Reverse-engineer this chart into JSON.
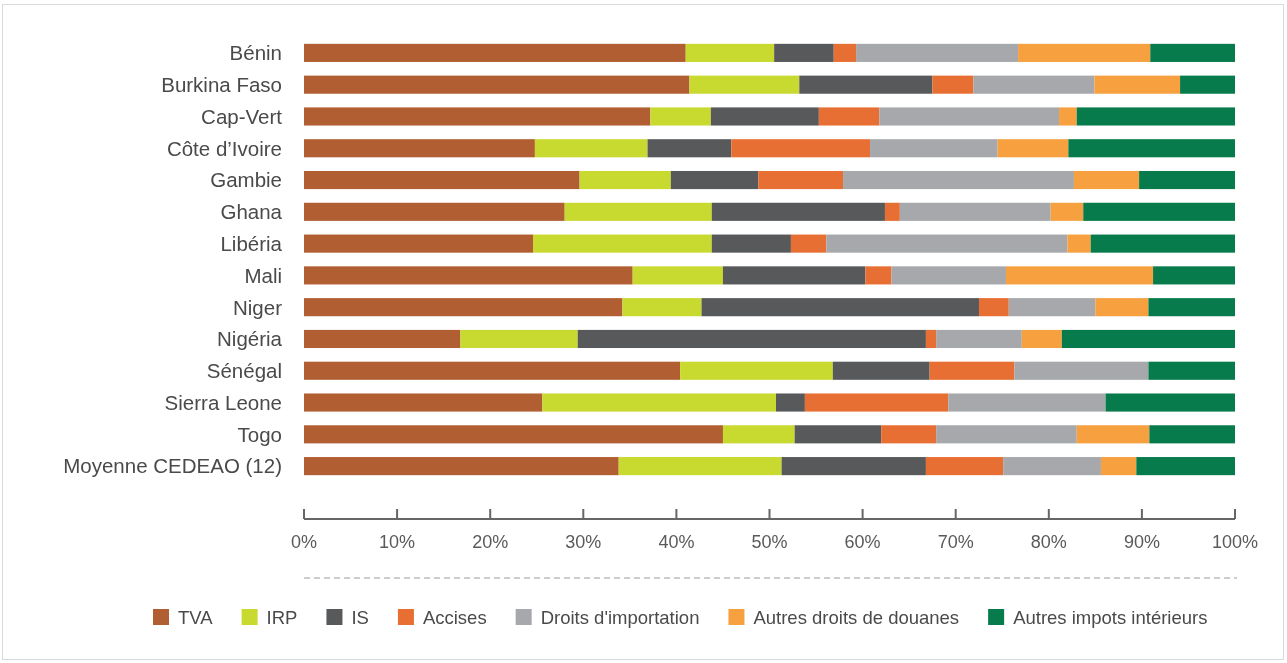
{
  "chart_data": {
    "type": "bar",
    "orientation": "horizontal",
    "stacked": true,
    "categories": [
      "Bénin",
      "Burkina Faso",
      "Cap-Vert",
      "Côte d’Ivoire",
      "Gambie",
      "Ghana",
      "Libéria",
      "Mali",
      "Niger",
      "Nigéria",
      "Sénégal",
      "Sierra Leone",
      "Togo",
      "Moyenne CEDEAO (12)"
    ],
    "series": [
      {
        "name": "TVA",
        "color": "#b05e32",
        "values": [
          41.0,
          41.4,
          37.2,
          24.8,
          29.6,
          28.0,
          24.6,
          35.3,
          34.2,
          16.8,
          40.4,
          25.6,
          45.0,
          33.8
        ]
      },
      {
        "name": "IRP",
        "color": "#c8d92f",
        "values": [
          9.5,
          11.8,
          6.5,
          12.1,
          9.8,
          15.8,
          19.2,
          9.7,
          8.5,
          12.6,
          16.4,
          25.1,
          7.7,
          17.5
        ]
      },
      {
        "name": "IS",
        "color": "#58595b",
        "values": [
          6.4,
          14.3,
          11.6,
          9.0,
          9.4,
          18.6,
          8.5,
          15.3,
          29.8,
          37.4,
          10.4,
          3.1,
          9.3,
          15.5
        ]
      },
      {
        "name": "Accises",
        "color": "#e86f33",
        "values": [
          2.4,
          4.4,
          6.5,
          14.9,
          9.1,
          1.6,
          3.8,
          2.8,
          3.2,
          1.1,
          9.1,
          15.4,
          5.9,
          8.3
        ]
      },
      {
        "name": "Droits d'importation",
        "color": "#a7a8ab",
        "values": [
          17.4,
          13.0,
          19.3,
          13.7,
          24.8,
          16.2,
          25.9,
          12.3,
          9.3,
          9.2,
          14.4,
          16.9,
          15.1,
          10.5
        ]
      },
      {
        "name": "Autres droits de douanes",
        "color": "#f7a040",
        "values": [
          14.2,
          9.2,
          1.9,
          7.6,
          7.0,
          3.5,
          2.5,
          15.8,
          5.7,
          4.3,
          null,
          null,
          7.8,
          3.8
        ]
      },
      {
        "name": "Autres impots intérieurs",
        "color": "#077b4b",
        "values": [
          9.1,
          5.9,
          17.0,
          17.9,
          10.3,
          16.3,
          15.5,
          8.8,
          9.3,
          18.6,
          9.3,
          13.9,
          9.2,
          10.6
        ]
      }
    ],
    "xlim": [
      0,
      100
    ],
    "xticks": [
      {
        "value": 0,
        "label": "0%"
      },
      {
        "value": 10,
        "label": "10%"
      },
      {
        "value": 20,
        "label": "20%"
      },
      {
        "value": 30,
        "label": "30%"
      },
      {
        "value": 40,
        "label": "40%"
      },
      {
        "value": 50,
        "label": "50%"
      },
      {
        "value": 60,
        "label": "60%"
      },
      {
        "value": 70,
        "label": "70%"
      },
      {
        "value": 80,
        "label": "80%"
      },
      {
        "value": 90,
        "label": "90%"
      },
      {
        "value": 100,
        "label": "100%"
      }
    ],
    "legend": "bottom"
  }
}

================================

Work to do> Wherever "name" shows up in a line, copy that line.

Solution to this problem>
        "name": "TVA",
        "name": "IRP",
        "name": "IS",
        "name": "Accises",
        "name": "Droits d'importation",
        "name": "Autres droits de douanes",
        "name": "Autres impots intérieurs",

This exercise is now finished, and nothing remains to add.